- Stated problem -
Copy each line of the data below with the word "实施意见".

- Record set -
╔══

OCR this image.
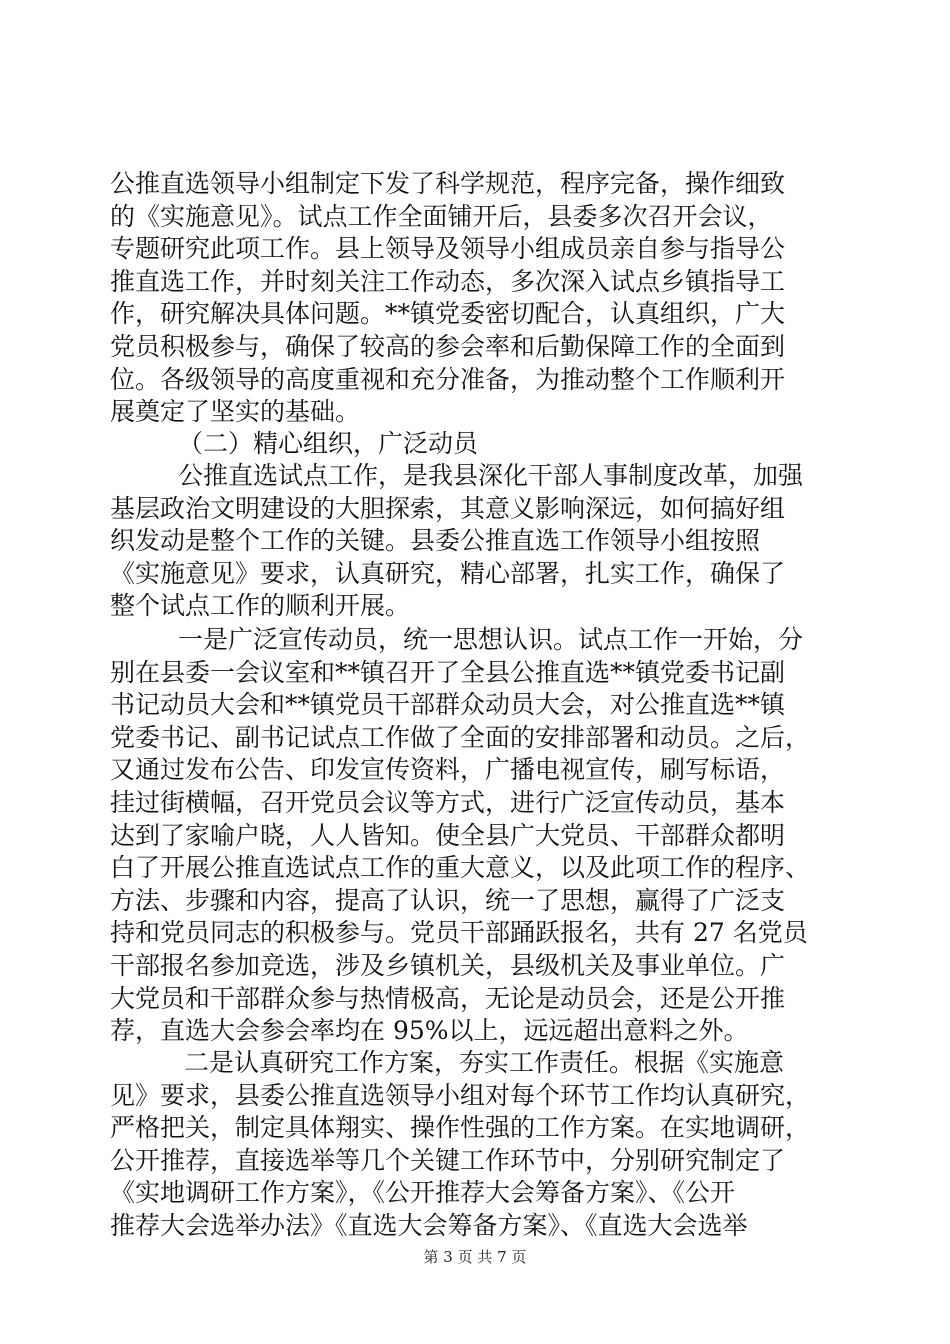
公推直选领导小组制定下发了科学规范，程序完备，操作细致
的《实施意见》。试点工作全面铺开后，县委多次召开会议，
专题研究此项工作。县上领导及领导小组成员亲自参与指导公
推直选工作，并时刻关注工作动态，多次深入试点乡镇指导工
作，研究解决具体问题。**镇党委密切配合，认真组织，广大
党员积极参与，确保了较高的参会率和后勤保障工作的全面到
位。各级领导的高度重视和充分准备，为推动整个工作顺利开
展奠定了坚实的基础。
（二）精心组织，广泛动员
公推直选试点工作，是我县深化干部人事制度改革，加强
基层政治文明建设的大胆探索，其意义影响深远，如何搞好组
织发动是整个工作的关键。县委公推直选工作领导小组按照
《实施意见》要求，认真研究，精心部署，扎实工作，确保了
整个试点工作的顺利开展。
一是广泛宣传动员，统一思想认识。试点工作一开始，分
别在县委一会议室和**镇召开了全县公推直选**镇党委书记副
书记动员大会和**镇党员干部群众动员大会，对公推直选**镇
党委书记、副书记试点工作做了全面的安排部署和动员。之后，
又通过发布公告、印发宣传资料，广播电视宣传，刷写标语，
挂过街横幅，召开党员会议等方式，进行广泛宣传动员，基本
达到了家喻户晓，人人皆知。使全县广大党员、干部群众都明
白了开展公推直选试点工作的重大意义，以及此项工作的程序、
方法、步骤和内容，提高了认识，统一了思想，赢得了广泛支
持和党员同志的积极参与。党员干部踊跃报名，共有 27 名党员
干部报名参加竞选，涉及乡镇机关，县级机关及事业单位。广
大党员和干部群众参与热情极高，无论是动员会，还是公开推
荐，直选大会参会率均在 95%以上，远远超出意料之外。
二是认真研究工作方案，夯实工作责任。根据《实施意
见》要求，县委公推直选领导小组对每个环节工作均认真研究，
严格把关，制定具体翔实、操作性强的工作方案。在实地调研，
公开推荐，直接选举等几个关键工作环节中，分别研究制定了
《实地调研工作方案》，《公开推荐大会筹备方案》、《公开
推荐大会选举办法》《直选大会筹备方案》、《直选大会选举
第 3 页 共 7 页
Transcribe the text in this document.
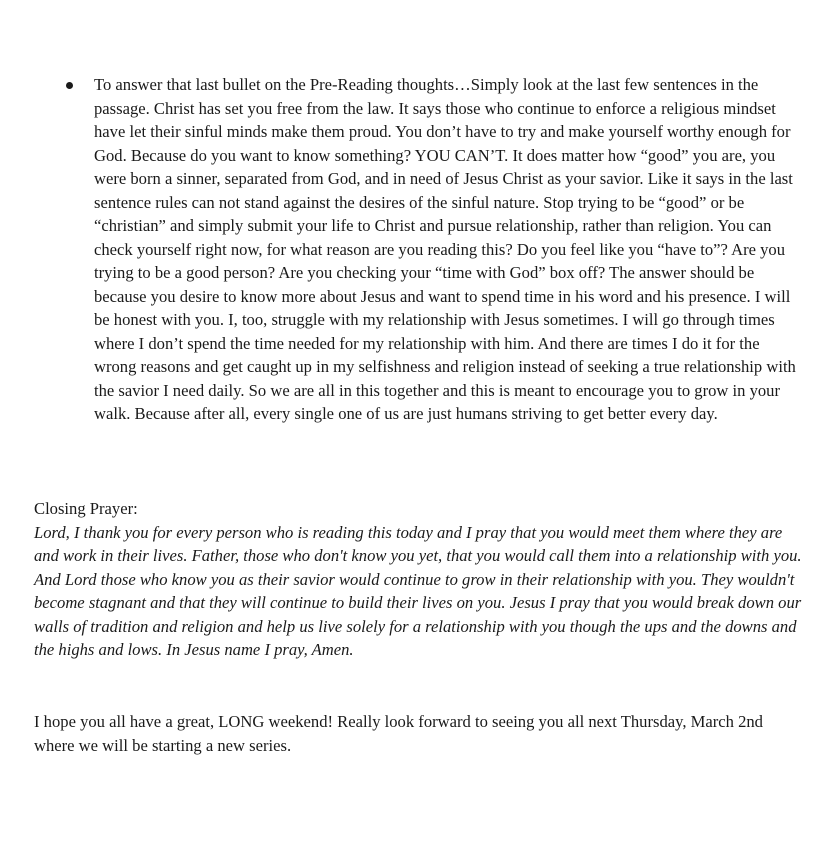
To answer that last bullet on the Pre-Reading thoughts…Simply look at the last few sentences in the passage. Christ has set you free from the law. It says those who continue to enforce a religious mindset have let their sinful minds make them proud. You don’t have to try and make yourself worthy enough for God. Because do you want to know something? YOU CAN’T. It does matter how “good” you are, you were born a sinner, separated from God, and in need of Jesus Christ as your savior. Like it says in the last sentence rules can not stand against the desires of the sinful nature. Stop trying to be “good” or be “christian” and simply submit your life to Christ and pursue relationship, rather than religion. You can check yourself right now, for what reason are you reading this? Do you feel like you “have to”? Are you trying to be a good person? Are you checking your “time with God” box off? The answer should be because you desire to know more about Jesus and want to spend time in his word and his presence. I will be honest with you. I, too, struggle with my relationship with Jesus sometimes. I will go through times where I don’t spend the time needed for my relationship with him. And there are times I do it for the wrong reasons and get caught up in my selfishness and religion instead of seeking a true relationship with the savior I need daily. So we are all in this together and this is meant to encourage you to grow in your walk. Because after all, every single one of us are just humans striving to get better every day.

Closing Prayer:

Lord, I thank you for every person who is reading this today and I pray that you would meet them where they are and work in their lives. Father, those who don't know you yet, that you would call them into a relationship with you. And Lord those who know you as their savior would continue to grow in their relationship with you. They wouldn't become stagnant and that they will continue to build their lives on you. Jesus I pray that you would break down our walls of tradition and religion and help us live solely for a relationship with you though the ups and the downs and the highs and lows. In Jesus name I pray, Amen.

I hope you all have a great, LONG weekend! Really look forward to seeing you all next Thursday, March 2nd where we will be starting a new series.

╚══

- Expected output -
的《实施意见》。试点工作全面铺开后，县委多次召开会议，
《实施意见》要求，认真研究，精心部署，扎实工作，确保了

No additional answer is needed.